-- Data excerpts --
□ □ □

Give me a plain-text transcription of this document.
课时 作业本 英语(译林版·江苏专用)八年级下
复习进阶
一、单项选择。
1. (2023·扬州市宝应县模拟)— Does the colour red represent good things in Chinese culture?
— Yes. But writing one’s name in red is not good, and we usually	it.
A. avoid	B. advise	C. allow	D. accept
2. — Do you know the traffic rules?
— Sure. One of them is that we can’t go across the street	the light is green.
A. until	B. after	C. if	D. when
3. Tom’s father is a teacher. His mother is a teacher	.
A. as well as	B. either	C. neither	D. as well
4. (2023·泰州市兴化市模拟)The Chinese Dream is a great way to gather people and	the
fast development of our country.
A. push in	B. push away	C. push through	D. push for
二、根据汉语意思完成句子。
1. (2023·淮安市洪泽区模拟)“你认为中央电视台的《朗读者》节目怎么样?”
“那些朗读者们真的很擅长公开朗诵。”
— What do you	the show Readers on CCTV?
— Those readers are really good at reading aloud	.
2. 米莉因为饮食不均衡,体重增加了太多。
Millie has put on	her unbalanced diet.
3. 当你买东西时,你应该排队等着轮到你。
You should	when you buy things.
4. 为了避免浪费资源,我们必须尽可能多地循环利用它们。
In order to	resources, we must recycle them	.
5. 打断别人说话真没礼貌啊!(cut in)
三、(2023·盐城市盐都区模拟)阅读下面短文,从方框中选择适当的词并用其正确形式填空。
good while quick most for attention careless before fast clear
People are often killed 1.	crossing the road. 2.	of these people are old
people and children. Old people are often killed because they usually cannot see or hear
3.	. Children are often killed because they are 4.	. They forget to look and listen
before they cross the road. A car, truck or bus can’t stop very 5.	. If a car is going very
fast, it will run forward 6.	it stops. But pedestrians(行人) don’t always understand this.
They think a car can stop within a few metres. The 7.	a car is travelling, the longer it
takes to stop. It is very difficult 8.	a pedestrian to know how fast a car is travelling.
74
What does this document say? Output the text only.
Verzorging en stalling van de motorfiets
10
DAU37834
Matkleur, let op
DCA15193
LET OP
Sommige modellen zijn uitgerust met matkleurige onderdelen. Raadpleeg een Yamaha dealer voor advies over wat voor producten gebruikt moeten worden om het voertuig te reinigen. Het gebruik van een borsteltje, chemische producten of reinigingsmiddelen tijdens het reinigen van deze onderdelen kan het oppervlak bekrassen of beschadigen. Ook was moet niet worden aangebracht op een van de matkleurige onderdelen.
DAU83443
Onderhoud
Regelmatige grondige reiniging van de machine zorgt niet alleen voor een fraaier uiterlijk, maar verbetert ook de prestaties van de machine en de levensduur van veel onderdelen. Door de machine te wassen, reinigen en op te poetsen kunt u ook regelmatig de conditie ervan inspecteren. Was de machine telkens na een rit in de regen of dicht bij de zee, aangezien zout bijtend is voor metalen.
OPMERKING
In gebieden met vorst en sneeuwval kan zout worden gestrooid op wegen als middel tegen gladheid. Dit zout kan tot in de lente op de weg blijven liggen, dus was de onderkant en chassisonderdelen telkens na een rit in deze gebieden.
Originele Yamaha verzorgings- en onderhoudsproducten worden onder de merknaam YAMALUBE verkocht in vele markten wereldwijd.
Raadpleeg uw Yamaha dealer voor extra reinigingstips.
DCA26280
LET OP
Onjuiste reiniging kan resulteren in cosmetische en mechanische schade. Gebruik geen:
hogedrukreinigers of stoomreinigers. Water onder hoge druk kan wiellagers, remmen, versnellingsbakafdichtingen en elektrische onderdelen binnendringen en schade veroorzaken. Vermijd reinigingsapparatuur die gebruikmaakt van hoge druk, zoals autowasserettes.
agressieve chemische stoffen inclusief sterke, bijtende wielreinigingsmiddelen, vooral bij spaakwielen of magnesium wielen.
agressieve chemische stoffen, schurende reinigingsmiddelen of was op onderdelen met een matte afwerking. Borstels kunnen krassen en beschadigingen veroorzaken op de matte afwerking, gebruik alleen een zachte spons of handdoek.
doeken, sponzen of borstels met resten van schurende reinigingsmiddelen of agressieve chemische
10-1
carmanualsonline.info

□ □ □

-- Problem requirements --
Leave out every line without the string "text" and copy the rest.

-- Worked answer --
Give me a plain-text transcription of this document.
What does this document say? Output the text only.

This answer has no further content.